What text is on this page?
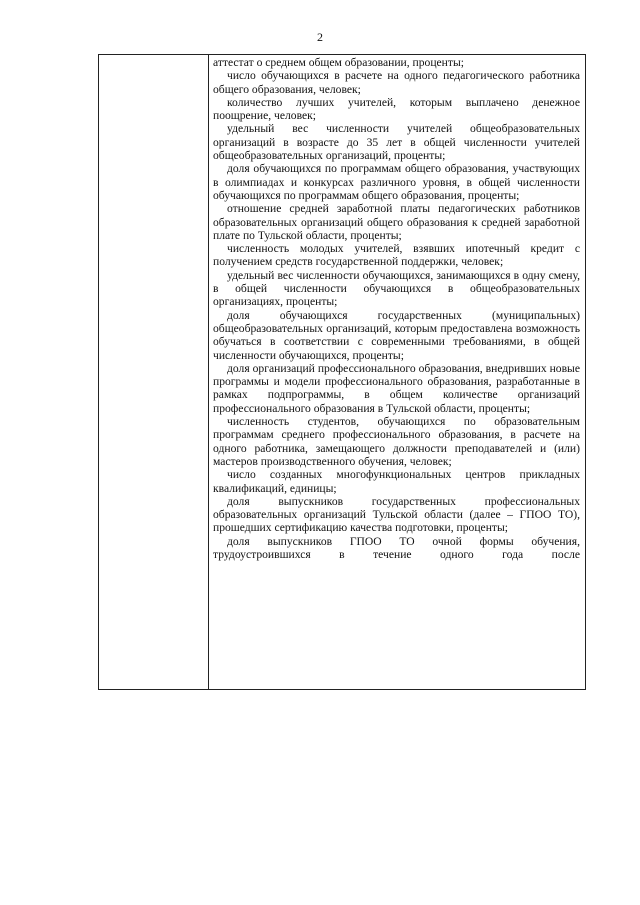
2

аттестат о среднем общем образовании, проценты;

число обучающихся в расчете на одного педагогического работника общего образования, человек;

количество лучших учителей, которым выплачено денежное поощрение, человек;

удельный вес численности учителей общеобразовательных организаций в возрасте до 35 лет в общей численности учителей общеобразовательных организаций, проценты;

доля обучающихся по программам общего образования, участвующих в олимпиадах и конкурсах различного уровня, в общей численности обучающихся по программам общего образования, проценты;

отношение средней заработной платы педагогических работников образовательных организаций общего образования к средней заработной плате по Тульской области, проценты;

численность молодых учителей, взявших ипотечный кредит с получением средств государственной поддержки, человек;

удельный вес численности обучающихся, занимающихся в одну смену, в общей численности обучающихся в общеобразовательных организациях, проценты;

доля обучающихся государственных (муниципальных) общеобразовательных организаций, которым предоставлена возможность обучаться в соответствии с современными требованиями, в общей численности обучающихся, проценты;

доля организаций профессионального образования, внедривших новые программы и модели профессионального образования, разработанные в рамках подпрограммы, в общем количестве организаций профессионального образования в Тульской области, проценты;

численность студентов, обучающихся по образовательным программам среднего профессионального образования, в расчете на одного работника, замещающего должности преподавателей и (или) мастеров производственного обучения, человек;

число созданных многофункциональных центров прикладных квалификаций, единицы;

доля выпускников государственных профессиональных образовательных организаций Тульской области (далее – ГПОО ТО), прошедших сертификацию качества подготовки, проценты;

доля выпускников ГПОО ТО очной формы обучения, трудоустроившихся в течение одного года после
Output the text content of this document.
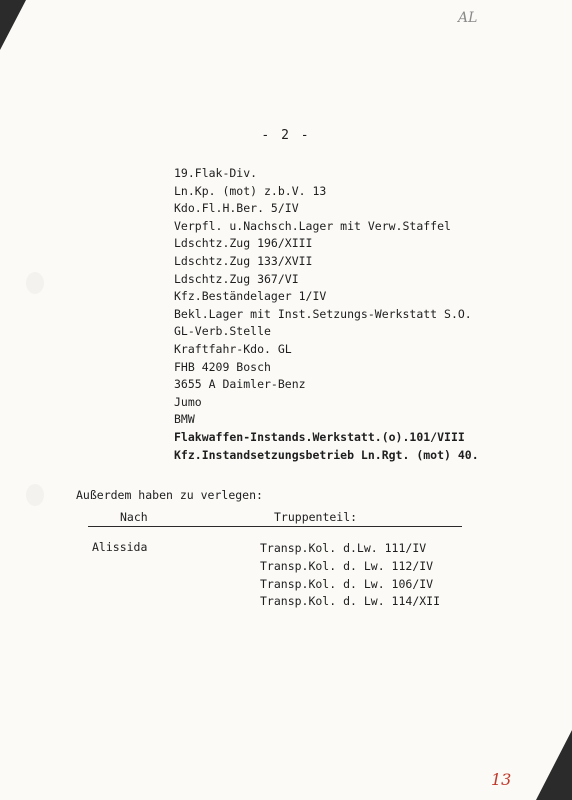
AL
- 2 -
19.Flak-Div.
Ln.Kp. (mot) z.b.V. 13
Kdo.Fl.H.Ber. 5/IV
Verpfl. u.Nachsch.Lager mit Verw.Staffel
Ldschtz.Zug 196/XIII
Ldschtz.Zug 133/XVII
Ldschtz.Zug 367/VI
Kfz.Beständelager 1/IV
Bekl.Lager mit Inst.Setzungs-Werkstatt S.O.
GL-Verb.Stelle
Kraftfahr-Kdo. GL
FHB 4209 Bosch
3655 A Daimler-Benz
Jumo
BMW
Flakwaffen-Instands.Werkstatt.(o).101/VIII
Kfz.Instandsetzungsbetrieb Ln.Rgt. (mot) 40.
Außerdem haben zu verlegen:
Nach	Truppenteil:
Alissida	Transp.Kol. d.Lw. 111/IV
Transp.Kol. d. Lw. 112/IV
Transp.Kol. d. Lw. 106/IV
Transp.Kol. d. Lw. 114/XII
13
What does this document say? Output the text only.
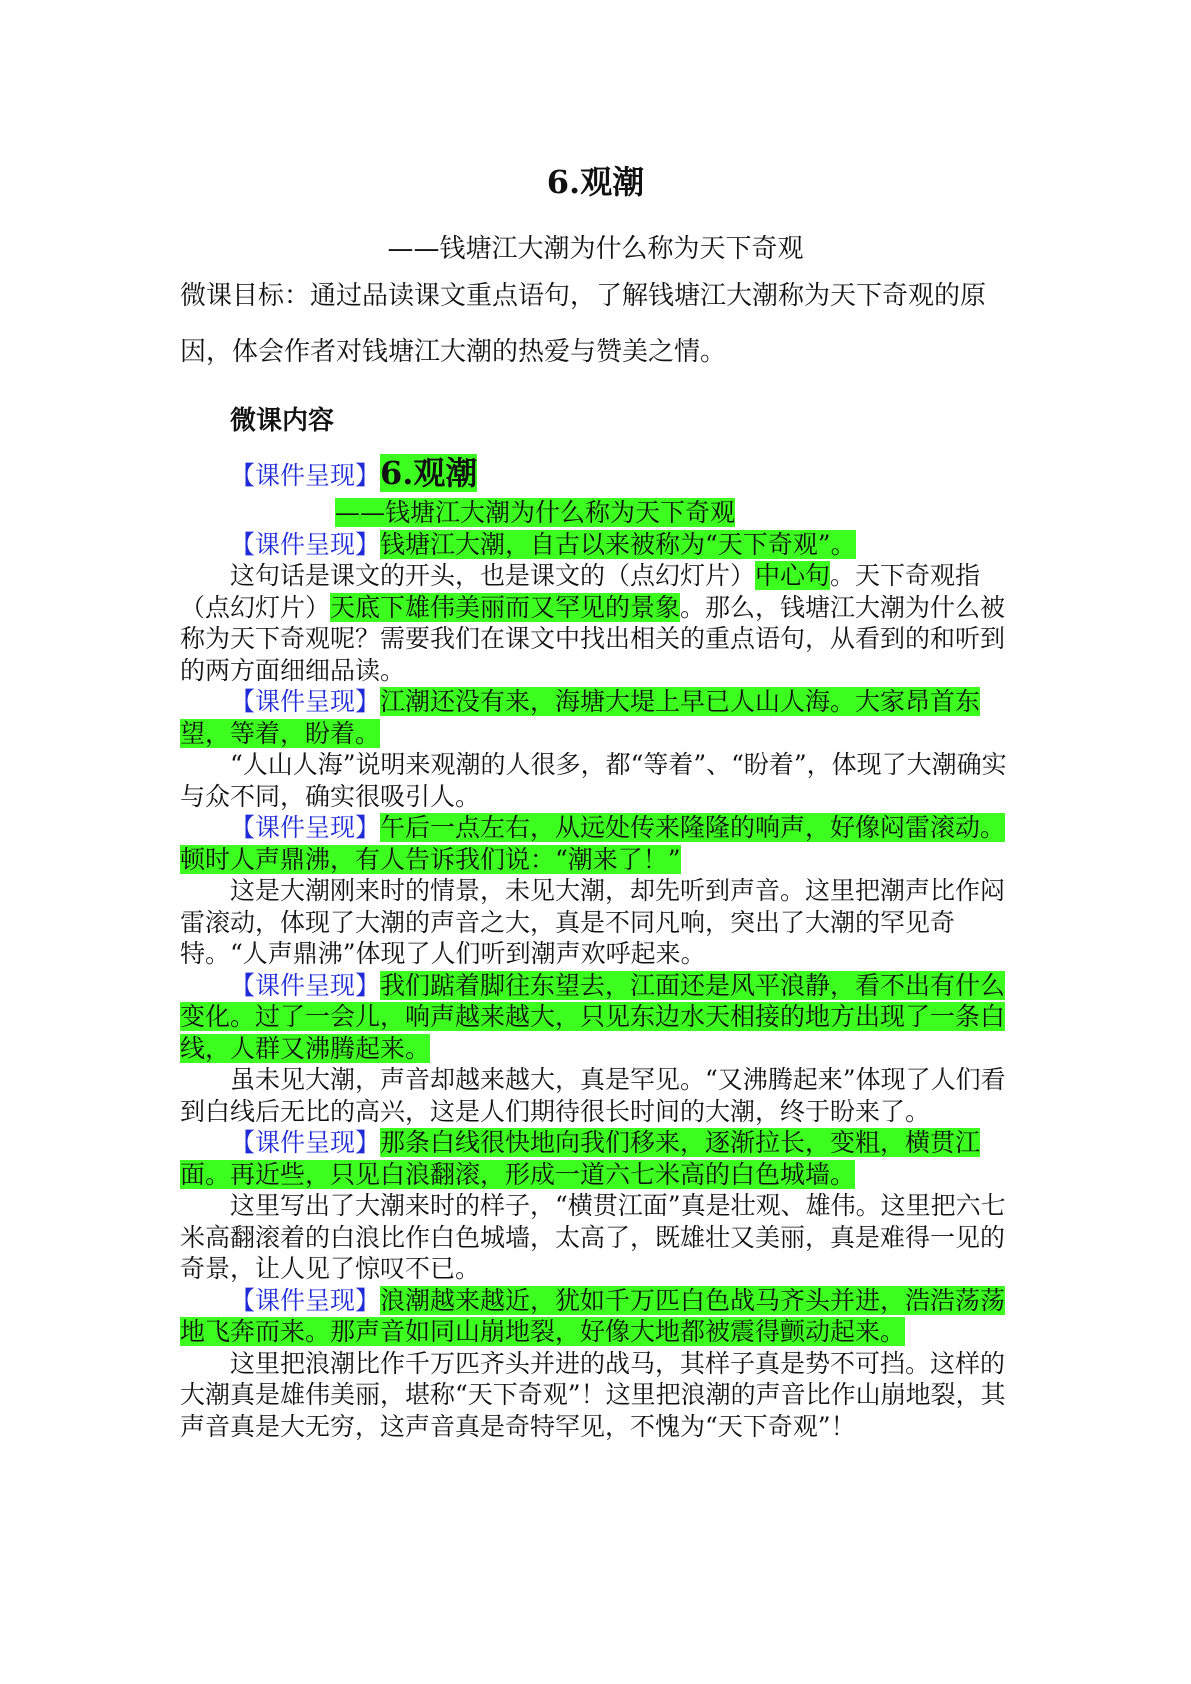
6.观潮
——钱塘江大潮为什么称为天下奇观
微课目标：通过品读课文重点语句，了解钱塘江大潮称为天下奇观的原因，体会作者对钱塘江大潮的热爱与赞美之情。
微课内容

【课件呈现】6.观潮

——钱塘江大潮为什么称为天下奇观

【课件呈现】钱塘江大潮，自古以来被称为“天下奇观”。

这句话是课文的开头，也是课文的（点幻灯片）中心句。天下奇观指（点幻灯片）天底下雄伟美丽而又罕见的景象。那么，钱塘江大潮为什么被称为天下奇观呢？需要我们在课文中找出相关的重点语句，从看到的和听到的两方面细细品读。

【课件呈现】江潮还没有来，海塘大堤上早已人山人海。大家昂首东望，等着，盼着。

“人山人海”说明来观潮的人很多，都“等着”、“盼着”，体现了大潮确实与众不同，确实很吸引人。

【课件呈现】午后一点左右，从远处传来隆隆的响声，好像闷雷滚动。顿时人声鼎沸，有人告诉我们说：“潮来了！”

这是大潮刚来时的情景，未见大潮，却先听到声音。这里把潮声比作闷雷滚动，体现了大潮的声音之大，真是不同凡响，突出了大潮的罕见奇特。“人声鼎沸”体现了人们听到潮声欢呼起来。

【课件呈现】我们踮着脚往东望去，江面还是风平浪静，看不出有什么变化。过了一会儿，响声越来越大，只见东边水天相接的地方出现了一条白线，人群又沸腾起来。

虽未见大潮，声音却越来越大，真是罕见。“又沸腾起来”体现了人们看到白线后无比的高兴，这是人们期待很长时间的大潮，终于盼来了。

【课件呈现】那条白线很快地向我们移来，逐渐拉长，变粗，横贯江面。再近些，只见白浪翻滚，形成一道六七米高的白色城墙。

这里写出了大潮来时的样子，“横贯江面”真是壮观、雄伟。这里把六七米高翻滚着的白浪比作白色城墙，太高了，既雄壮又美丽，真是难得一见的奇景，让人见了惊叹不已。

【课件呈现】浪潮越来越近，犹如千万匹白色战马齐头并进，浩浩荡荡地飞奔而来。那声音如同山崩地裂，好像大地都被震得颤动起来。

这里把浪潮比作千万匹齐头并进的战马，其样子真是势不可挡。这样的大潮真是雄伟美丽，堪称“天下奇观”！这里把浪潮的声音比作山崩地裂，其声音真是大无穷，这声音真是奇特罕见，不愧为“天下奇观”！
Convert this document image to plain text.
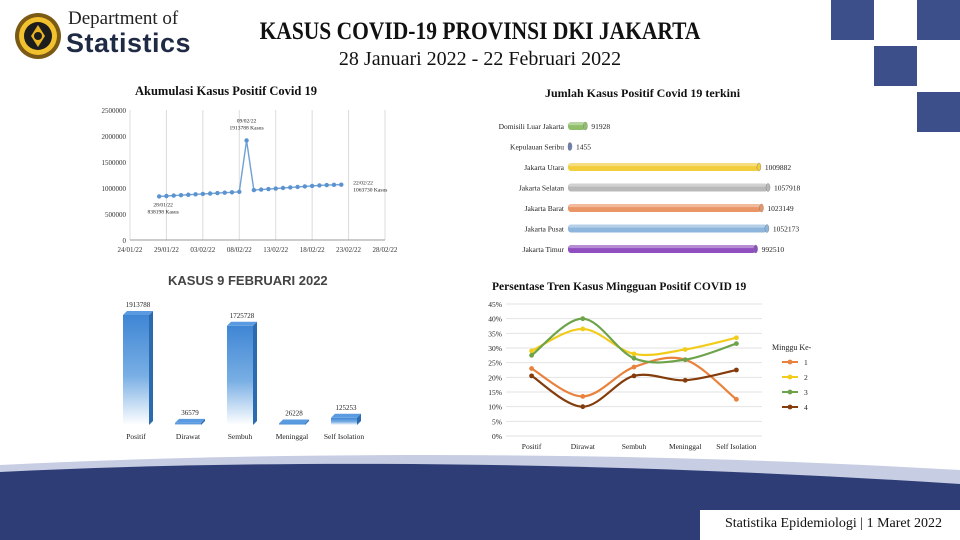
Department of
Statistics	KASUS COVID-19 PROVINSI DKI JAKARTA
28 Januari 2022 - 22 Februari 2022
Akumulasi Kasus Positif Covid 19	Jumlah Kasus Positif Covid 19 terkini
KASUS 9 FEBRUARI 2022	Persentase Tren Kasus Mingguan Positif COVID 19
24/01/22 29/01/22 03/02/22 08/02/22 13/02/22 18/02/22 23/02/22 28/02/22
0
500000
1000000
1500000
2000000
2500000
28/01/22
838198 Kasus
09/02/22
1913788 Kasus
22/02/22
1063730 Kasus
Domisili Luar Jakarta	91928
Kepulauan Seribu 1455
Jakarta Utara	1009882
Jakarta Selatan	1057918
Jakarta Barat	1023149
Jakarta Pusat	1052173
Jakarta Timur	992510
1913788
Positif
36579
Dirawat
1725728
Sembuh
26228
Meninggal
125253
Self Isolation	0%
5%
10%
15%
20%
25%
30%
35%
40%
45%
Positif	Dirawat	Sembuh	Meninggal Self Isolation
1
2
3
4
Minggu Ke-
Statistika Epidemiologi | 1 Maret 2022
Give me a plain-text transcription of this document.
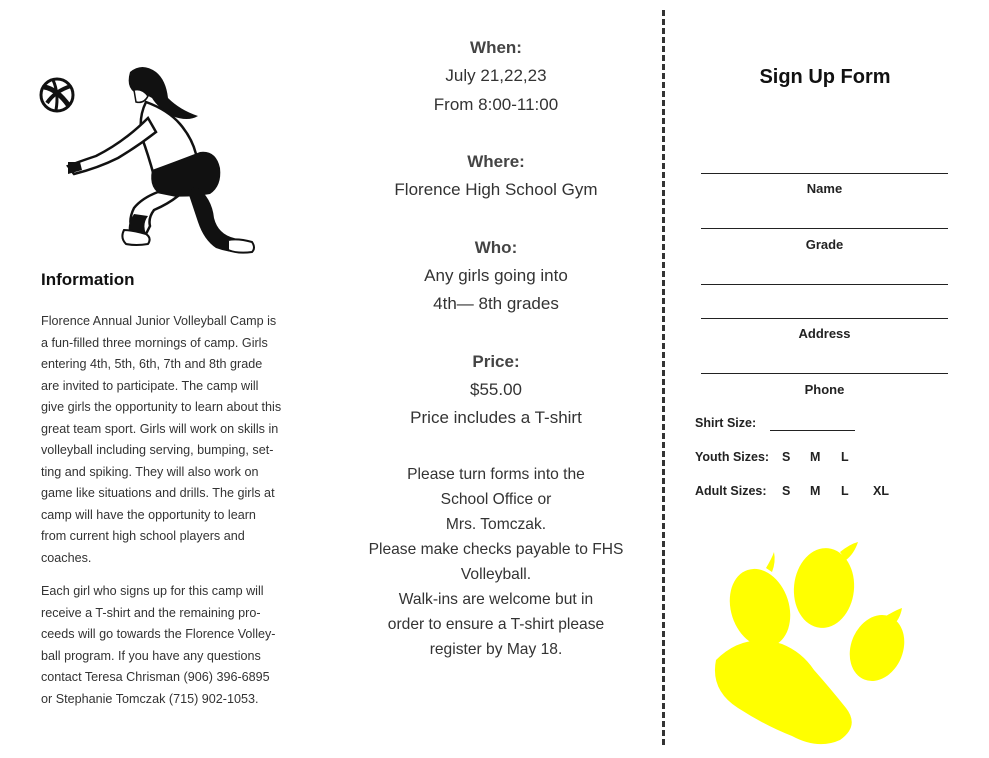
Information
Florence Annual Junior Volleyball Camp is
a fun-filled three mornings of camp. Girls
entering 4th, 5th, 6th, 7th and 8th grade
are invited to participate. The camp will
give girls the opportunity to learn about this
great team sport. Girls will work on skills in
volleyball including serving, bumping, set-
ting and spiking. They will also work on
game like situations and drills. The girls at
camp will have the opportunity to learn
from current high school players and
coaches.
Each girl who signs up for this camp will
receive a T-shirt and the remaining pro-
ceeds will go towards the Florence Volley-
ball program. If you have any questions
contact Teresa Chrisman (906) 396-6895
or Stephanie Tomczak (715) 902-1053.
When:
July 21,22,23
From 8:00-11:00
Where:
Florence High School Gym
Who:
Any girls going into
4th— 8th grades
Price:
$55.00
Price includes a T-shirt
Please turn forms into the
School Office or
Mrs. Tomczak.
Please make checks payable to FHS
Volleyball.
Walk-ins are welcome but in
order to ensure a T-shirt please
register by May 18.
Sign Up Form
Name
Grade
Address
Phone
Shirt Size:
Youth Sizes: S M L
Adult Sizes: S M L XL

▸ SHORT TASK
Copy every entry word for word, but omit the pictures.

▸ TASK RESPONSE
What text is on this page?
2

аттестат о среднем общем образовании, проценты;

число обучающихся в расчете на одного педагогического работника общего образования, человек;

количество лучших учителей, которым выплачено денежное поощрение, человек;

удельный вес численности учителей общеобразовательных организаций в возрасте до 35 лет в общей численности учителей общеобразовательных организаций, проценты;

доля обучающихся по программам общего образования, участвующих в олимпиадах и конкурсах различного уровня, в общей численности обучающихся по программам общего образования, проценты;

отношение средней заработной платы педагогических работников образовательных организаций общего образования к средней заработной плате по Тульской области, проценты;

численность молодых учителей, взявших ипотечный кредит с получением средств государственной поддержки, человек;

удельный вес численности обучающихся, занимающихся в одну смену, в общей численности обучающихся в общеобразовательных организациях, проценты;

доля обучающихся государственных (муниципальных) общеобразовательных организаций, которым предоставлена возможность обучаться в соответствии с современными требованиями, в общей численности обучающихся, проценты;

доля организаций профессионального образования, внедривших новые программы и модели профессионального образования, разработанные в рамках подпрограммы, в общем количестве организаций профессионального образования в Тульской области, проценты;

численность студентов, обучающихся по образовательным программам среднего профессионального образования, в расчете на одного работника, замещающего должности преподавателей и (или) мастеров производственного обучения, человек;

число созданных многофункциональных центров прикладных квалификаций, единицы;

доля выпускников государственных профессиональных образовательных организаций Тульской области (далее – ГПОО ТО), прошедших сертификацию качества подготовки, проценты;

доля выпускников ГПОО ТО очной формы обучения, трудоустроившихся в течение одного года после
Output the text content of this document.
AL
- 2 -
19.Flak-Div.
Ln.Kp. (mot) z.b.V. 13
Kdo.Fl.H.Ber. 5/IV
Verpfl. u.Nachsch.Lager mit Verw.Staffel
Ldschtz.Zug 196/XIII
Ldschtz.Zug 133/XVII
Ldschtz.Zug 367/VI
Kfz.Beständelager 1/IV
Bekl.Lager mit Inst.Setzungs-Werkstatt S.O.
GL-Verb.Stelle
Kraftfahr-Kdo. GL
FHB 4209 Bosch
3655 A Daimler-Benz
Jumo
BMW
Flakwaffen-Instands.Werkstatt.(o).101/VIII
Kfz.Instandsetzungsbetrieb Ln.Rgt. (mot) 40.
Außerdem haben zu verlegen:
Nach	Truppenteil:
Alissida	Transp.Kol. d.Lw. 111/IV
Transp.Kol. d. Lw. 112/IV
Transp.Kol. d. Lw. 106/IV
Transp.Kol. d. Lw. 114/XII
13
What does this document say? Output the text only.
6.观潮
——钱塘江大潮为什么称为天下奇观
微课目标：通过品读课文重点语句，了解钱塘江大潮称为天下奇观的原因，体会作者对钱塘江大潮的热爱与赞美之情。
微课内容

【课件呈现】6.观潮

——钱塘江大潮为什么称为天下奇观

【课件呈现】钱塘江大潮，自古以来被称为“天下奇观”。

这句话是课文的开头，也是课文的（点幻灯片）中心句。天下奇观指（点幻灯片）天底下雄伟美丽而又罕见的景象。那么，钱塘江大潮为什么被称为天下奇观呢？需要我们在课文中找出相关的重点语句，从看到的和听到的两方面细细品读。

【课件呈现】江潮还没有来，海塘大堤上早已人山人海。大家昂首东望，等着，盼着。

“人山人海”说明来观潮的人很多，都“等着”、“盼着”，体现了大潮确实与众不同，确实很吸引人。

【课件呈现】午后一点左右，从远处传来隆隆的响声，好像闷雷滚动。顿时人声鼎沸，有人告诉我们说：“潮来了！”

这是大潮刚来时的情景，未见大潮，却先听到声音。这里把潮声比作闷雷滚动，体现了大潮的声音之大，真是不同凡响，突出了大潮的罕见奇特。“人声鼎沸”体现了人们听到潮声欢呼起来。

【课件呈现】我们踮着脚往东望去，江面还是风平浪静，看不出有什么变化。过了一会儿，响声越来越大，只见东边水天相接的地方出现了一条白线，人群又沸腾起来。

虽未见大潮，声音却越来越大，真是罕见。“又沸腾起来”体现了人们看到白线后无比的高兴，这是人们期待很长时间的大潮，终于盼来了。

【课件呈现】那条白线很快地向我们移来，逐渐拉长，变粗，横贯江面。再近些，只见白浪翻滚，形成一道六七米高的白色城墙。

这里写出了大潮来时的样子，“横贯江面”真是壮观、雄伟。这里把六七米高翻滚着的白浪比作白色城墙，太高了，既雄壮又美丽，真是难得一见的奇景，让人见了惊叹不已。

【课件呈现】浪潮越来越近，犹如千万匹白色战马齐头并进，浩浩荡荡地飞奔而来。那声音如同山崩地裂，好像大地都被震得颤动起来。

这里把浪潮比作千万匹齐头并进的战马，其样子真是势不可挡。这样的大潮真是雄伟美丽，堪称“天下奇观”！这里把浪潮的声音比作山崩地裂，其声音真是大无穷，这声音真是奇特罕见，不愧为“天下奇观”！
Convert this document image to plain text.
Department of
Statistics	KASUS COVID-19 PROVINSI DKI JAKARTA
28 Januari 2022 - 22 Februari 2022
Akumulasi Kasus Positif Covid 19	Jumlah Kasus Positif Covid 19 terkini
KASUS 9 FEBRUARI 2022	Persentase Tren Kasus Mingguan Positif COVID 19
24/01/22 29/01/22 03/02/22 08/02/22 13/02/22 18/02/22 23/02/22 28/02/22
0
500000
1000000
1500000
2000000
2500000
28/01/22
838198 Kasus
09/02/22
1913788 Kasus
22/02/22
1063730 Kasus
Domisili Luar Jakarta	91928
Kepulauan Seribu 1455
Jakarta Utara	1009882
Jakarta Selatan	1057918
Jakarta Barat	1023149
Jakarta Pusat	1052173
Jakarta Timur	992510
1913788
Positif
36579
Dirawat
1725728
Sembuh
26228
Meninggal
125253
Self Isolation	0%
5%
10%
15%
20%
25%
30%
35%
40%
45%
Positif	Dirawat	Sembuh	Meninggal Self Isolation
1
2
3
4
Minggu Ke-
Statistika Epidemiologi | 1 Maret 2022
Give me a plain-text transcription of this document.
Information
Florence Annual Junior Volleyball Camp is
a fun-filled three mornings of camp. Girls
entering 4th, 5th, 6th, 7th and 8th grade
are invited to participate. The camp will
give girls the opportunity to learn about this
great team sport. Girls will work on skills in
volleyball including serving, bumping, set-
ting and spiking. They will also work on
game like situations and drills. The girls at
camp will have the opportunity to learn
from current high school players and
coaches.
Each girl who signs up for this camp will
receive a T-shirt and the remaining pro-
ceeds will go towards the Florence Volley-
ball program. If you have any questions
contact Teresa Chrisman (906) 396-6895
or Stephanie Tomczak (715) 902-1053.
When:
July 21,22,23
From 8:00-11:00
Where:
Florence High School Gym
Who:
Any girls going into
4th— 8th grades
Price:
$55.00
Price includes a T-shirt
Please turn forms into the
School Office or
Mrs. Tomczak.
Please make checks payable to FHS
Volleyball.
Walk-ins are welcome but in
order to ensure a T-shirt please
register by May 18.
Sign Up Form
Name
Grade
Address
Phone
Shirt Size:
Youth Sizes: S M L
Adult Sizes: S M L XL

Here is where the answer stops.